▶ Exercise goal:
Find the lines holding the word "that" and collect them.

(Stored items)
::::

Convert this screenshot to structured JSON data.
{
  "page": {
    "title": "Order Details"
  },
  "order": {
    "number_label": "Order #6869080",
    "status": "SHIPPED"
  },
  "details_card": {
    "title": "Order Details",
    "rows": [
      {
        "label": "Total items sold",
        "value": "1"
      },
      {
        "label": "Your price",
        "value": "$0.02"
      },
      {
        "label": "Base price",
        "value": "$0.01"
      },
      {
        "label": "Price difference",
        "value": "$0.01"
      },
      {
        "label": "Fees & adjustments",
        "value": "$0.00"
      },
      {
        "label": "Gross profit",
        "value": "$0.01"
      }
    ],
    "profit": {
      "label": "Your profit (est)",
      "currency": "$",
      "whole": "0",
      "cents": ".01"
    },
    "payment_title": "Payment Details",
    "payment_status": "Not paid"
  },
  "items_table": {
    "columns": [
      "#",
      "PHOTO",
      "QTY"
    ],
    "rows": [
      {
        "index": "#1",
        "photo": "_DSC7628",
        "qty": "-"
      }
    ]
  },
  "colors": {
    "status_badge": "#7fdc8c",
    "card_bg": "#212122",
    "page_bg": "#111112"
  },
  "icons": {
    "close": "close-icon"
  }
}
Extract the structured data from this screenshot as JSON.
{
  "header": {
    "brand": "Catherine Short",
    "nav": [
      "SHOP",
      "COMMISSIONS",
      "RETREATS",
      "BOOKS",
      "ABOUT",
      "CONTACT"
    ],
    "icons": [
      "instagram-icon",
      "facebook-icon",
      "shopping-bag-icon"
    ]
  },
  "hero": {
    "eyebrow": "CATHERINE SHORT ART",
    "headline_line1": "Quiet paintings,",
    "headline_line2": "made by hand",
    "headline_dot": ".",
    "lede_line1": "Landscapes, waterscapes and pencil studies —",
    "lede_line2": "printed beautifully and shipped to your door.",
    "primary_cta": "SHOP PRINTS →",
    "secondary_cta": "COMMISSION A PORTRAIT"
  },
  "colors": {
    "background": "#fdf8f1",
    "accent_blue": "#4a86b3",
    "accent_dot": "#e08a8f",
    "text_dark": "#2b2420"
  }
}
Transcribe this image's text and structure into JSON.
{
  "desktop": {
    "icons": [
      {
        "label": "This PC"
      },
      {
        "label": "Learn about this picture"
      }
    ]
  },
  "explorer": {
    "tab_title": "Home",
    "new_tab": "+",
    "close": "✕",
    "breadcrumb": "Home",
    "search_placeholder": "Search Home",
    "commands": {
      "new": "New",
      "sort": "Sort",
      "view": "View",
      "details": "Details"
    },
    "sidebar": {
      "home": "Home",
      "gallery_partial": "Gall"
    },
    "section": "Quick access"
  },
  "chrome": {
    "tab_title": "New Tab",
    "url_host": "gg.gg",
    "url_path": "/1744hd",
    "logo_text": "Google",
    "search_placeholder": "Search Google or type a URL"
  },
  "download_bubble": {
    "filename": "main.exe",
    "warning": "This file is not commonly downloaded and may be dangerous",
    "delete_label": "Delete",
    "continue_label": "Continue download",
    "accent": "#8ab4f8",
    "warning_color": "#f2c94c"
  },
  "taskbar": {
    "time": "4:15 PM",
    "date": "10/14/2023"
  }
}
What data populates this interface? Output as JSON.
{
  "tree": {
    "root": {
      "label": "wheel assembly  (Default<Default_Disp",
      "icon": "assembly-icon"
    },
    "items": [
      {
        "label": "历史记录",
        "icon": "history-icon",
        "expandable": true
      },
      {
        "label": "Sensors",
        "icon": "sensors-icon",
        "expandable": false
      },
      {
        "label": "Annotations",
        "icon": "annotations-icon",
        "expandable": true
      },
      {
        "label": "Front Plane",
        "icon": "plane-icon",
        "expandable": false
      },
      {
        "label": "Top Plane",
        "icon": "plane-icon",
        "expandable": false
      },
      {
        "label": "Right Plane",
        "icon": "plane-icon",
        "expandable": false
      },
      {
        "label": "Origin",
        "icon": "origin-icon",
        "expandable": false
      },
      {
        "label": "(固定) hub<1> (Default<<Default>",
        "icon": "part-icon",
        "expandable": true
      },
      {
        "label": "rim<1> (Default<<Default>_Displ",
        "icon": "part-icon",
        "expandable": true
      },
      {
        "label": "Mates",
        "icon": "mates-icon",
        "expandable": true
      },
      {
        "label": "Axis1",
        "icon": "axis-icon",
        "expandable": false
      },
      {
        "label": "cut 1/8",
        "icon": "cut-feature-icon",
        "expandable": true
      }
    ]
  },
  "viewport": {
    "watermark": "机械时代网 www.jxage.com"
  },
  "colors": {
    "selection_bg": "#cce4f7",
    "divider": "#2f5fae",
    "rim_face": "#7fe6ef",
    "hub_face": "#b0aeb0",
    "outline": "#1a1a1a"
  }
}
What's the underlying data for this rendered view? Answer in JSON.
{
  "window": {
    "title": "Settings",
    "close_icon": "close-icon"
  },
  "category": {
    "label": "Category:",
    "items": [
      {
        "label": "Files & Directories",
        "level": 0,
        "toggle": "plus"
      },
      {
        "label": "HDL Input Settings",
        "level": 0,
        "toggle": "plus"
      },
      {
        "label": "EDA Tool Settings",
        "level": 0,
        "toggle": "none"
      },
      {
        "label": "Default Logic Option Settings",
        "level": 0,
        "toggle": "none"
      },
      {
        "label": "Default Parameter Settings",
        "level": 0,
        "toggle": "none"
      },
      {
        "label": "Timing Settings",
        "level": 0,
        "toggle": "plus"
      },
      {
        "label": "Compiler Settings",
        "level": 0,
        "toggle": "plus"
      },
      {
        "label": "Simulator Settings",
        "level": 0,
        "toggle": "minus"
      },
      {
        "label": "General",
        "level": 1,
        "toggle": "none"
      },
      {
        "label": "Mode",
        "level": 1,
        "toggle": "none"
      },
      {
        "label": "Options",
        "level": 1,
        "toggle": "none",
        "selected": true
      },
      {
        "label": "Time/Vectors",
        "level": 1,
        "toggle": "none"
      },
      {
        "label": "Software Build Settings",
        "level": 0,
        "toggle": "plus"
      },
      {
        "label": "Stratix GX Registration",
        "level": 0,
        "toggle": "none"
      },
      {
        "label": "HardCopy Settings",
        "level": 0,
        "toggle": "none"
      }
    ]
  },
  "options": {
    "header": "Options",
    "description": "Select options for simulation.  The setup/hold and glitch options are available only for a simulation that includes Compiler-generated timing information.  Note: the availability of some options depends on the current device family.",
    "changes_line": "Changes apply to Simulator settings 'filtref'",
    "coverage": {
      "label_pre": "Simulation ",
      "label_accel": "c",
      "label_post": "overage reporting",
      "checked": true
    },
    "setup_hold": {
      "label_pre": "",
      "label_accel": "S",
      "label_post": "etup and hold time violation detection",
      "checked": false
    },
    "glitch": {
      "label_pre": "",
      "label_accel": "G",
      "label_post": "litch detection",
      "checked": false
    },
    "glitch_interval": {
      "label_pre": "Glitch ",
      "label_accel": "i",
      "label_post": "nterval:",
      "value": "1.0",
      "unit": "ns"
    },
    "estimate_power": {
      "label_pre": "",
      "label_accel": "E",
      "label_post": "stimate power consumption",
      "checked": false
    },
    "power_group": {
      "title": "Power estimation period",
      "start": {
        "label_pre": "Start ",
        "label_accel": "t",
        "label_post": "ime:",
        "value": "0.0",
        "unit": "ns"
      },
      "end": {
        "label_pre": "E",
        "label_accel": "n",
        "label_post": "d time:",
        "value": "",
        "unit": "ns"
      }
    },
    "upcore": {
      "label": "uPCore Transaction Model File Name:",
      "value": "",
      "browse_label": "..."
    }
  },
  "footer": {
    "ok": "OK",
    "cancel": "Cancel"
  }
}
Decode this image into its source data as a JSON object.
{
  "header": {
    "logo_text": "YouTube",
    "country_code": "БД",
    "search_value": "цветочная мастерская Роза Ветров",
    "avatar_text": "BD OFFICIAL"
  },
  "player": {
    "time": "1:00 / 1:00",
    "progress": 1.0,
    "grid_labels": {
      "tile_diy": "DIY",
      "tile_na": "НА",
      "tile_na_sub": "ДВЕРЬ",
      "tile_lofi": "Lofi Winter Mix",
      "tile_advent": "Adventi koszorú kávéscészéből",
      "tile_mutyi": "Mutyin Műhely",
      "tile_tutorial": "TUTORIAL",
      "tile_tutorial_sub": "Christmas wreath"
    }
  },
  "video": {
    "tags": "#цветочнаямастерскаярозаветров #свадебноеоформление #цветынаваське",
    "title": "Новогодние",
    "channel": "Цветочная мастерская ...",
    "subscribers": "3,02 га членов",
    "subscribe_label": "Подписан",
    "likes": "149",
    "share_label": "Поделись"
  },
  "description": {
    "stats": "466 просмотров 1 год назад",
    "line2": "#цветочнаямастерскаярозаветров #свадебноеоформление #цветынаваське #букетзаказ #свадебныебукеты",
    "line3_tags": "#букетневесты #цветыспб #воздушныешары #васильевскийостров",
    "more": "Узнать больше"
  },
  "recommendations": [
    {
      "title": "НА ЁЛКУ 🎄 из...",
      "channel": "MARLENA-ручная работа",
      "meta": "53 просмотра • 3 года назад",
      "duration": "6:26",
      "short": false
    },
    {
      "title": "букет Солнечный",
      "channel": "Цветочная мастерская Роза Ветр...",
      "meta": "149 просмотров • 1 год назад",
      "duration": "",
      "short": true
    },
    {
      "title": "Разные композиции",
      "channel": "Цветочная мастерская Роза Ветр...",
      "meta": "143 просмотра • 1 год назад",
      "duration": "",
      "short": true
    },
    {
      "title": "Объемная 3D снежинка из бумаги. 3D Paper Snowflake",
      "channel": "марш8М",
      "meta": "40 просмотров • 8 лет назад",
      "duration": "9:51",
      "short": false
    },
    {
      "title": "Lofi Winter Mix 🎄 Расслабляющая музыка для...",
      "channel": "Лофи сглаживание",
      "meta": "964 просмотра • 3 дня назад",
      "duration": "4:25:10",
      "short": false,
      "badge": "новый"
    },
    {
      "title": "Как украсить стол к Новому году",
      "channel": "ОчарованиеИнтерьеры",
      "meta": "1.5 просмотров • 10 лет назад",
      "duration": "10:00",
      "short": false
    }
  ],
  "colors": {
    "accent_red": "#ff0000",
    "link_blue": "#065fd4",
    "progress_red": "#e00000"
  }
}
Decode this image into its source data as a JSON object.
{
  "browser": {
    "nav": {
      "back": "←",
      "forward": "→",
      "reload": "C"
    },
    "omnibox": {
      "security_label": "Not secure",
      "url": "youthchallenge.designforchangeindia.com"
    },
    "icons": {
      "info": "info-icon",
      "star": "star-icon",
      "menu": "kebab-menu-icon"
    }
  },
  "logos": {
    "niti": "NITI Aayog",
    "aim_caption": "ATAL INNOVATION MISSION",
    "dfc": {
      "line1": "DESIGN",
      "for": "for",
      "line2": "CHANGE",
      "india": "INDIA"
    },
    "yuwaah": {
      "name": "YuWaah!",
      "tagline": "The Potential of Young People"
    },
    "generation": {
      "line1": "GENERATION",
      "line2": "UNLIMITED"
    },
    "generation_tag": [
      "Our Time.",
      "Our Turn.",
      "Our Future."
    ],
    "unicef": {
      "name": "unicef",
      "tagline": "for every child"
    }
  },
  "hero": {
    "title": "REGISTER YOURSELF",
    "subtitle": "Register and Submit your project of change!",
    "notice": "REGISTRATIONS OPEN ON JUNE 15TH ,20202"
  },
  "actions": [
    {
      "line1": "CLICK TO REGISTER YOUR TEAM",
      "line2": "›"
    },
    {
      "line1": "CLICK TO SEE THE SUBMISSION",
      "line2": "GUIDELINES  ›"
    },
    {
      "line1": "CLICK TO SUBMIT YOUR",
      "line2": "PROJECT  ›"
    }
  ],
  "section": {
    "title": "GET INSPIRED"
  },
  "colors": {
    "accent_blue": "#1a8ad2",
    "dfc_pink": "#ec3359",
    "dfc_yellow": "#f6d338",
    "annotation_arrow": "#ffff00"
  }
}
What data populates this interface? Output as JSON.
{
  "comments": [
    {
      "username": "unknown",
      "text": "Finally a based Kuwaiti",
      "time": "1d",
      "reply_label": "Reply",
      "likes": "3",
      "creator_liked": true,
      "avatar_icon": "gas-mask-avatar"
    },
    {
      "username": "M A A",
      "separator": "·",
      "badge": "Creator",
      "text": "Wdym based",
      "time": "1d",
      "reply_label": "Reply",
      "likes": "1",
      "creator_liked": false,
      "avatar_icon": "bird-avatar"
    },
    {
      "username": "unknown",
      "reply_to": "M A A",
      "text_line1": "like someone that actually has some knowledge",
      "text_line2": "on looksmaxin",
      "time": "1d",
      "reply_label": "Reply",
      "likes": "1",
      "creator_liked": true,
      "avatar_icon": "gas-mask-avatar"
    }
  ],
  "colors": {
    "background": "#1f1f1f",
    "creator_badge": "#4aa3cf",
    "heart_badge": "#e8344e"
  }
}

::::

▶ Written solution:
    "description": "Select options for simulation.  The setup/hold and glitch options are available only for a simulation that includes Compiler-generated timing information.  Note: the availability of some options depends on the current device family.",
      "text_line1": "like someone that actually has some knowledge",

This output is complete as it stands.